## What the exercise asks:
Write out each line of the material again, word for word.

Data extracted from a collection
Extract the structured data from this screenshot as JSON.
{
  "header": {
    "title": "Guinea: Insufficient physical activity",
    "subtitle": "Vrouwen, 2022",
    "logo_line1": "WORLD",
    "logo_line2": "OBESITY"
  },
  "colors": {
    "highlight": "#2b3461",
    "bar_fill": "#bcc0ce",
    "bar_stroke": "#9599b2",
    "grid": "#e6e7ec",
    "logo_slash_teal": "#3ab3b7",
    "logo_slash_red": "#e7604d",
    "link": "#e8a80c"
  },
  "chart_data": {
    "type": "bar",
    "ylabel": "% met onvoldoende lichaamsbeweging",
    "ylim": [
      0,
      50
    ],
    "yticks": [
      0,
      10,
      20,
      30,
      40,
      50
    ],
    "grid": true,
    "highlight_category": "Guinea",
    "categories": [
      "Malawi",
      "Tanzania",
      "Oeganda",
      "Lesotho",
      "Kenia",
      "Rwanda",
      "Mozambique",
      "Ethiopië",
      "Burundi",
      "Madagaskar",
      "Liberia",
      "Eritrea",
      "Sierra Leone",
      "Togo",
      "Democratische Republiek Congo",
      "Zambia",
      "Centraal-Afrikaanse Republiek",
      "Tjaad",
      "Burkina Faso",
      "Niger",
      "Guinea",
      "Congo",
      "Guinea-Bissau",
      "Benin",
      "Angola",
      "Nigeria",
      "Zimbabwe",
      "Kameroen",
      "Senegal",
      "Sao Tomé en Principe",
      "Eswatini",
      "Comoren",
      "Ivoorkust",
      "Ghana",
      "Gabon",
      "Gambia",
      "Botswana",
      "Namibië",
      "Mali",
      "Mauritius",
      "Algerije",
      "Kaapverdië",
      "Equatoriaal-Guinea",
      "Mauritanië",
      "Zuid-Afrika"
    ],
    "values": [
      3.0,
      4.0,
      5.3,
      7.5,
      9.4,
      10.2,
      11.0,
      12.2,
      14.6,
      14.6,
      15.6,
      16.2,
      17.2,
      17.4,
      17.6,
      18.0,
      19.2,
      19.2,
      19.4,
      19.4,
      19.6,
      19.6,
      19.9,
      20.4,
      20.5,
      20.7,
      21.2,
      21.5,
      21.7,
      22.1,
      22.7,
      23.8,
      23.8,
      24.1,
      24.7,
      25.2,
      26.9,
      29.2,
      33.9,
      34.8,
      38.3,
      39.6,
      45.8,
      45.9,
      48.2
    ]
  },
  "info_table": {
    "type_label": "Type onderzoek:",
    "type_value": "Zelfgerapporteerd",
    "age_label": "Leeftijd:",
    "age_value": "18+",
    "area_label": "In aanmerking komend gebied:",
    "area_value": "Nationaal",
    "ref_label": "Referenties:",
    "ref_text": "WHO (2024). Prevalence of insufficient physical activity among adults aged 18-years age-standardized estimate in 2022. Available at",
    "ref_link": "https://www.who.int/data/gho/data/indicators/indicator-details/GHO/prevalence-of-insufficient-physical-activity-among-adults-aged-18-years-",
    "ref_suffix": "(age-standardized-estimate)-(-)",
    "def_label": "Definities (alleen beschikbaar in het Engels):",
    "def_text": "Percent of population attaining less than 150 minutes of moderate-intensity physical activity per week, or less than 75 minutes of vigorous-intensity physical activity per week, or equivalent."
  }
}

## Correct answer:
Extract the structured data from this screenshot as JSON.
{
  "header": {
    "title": "Guinea: Insufficient physical activity",
    "subtitle": "Vrouwen, 2022",
    "logo_line1": "WORLD",
    "logo_line2": "OBESITY"
  },
  "colors": {
    "highlight": "#2b3461",
    "bar_fill": "#bcc0ce",
    "bar_stroke": "#9599b2",
    "grid": "#e6e7ec",
    "logo_slash_teal": "#3ab3b7",
    "logo_slash_red": "#e7604d",
    "link": "#e8a80c"
  },
  "chart_data": {
    "type": "bar",
    "ylabel": "% met onvoldoende lichaamsbeweging",
    "ylim": [
      0,
      50
    ],
    "yticks": [
      0,
      10,
      20,
      30,
      40,
      50
    ],
    "grid": true,
    "highlight_category": "Guinea",
    "categories": [
      "Malawi",
      "Tanzania",
      "Oeganda",
      "Lesotho",
      "Kenia",
      "Rwanda",
      "Mozambique",
      "Ethiopië",
      "Burundi",
      "Madagaskar",
      "Liberia",
      "Eritrea",
      "Sierra Leone",
      "Togo",
      "Democratische Republiek Congo",
      "Zambia",
      "Centraal-Afrikaanse Republiek",
      "Tjaad",
      "Burkina Faso",
      "Niger",
      "Guinea",
      "Congo",
      "Guinea-Bissau",
      "Benin",
      "Angola",
      "Nigeria",
      "Zimbabwe",
      "Kameroen",
      "Senegal",
      "Sao Tomé en Principe",
      "Eswatini",
      "Comoren",
      "Ivoorkust",
      "Ghana",
      "Gabon",
      "Gambia",
      "Botswana",
      "Namibië",
      "Mali",
      "Mauritius",
      "Algerije",
      "Kaapverdië",
      "Equatoriaal-Guinea",
      "Mauritanië",
      "Zuid-Afrika"
    ],
    "values": [
      3.0,
      4.0,
      5.3,
      7.5,
      9.4,
      10.2,
      11.0,
      12.2,
      14.6,
      14.6,
      15.6,
      16.2,
      17.2,
      17.4,
      17.6,
      18.0,
      19.2,
      19.2,
      19.4,
      19.4,
      19.6,
      19.6,
      19.9,
      20.4,
      20.5,
      20.7,
      21.2,
      21.5,
      21.7,
      22.1,
      22.7,
      23.8,
      23.8,
      24.1,
      24.7,
      25.2,
      26.9,
      29.2,
      33.9,
      34.8,
      38.3,
      39.6,
      45.8,
      45.9,
      48.2
    ]
  },
  "info_table": {
    "type_label": "Type onderzoek:",
    "type_value": "Zelfgerapporteerd",
    "age_label": "Leeftijd:",
    "age_value": "18+",
    "area_label": "In aanmerking komend gebied:",
    "area_value": "Nationaal",
    "ref_label": "Referenties:",
    "ref_text": "WHO (2024). Prevalence of insufficient physical activity among adults aged 18-years age-standardized estimate in 2022. Available at",
    "ref_link": "https://www.who.int/data/gho/data/indicators/indicator-details/GHO/prevalence-of-insufficient-physical-activity-among-adults-aged-18-years-",
    "ref_suffix": "(age-standardized-estimate)-(-)",
    "def_label": "Definities (alleen beschikbaar in het Engels):",
    "def_text": "Percent of population attaining less than 150 minutes of moderate-intensity physical activity per week, or less than 75 minutes of vigorous-intensity physical activity per week, or equivalent."
  }
}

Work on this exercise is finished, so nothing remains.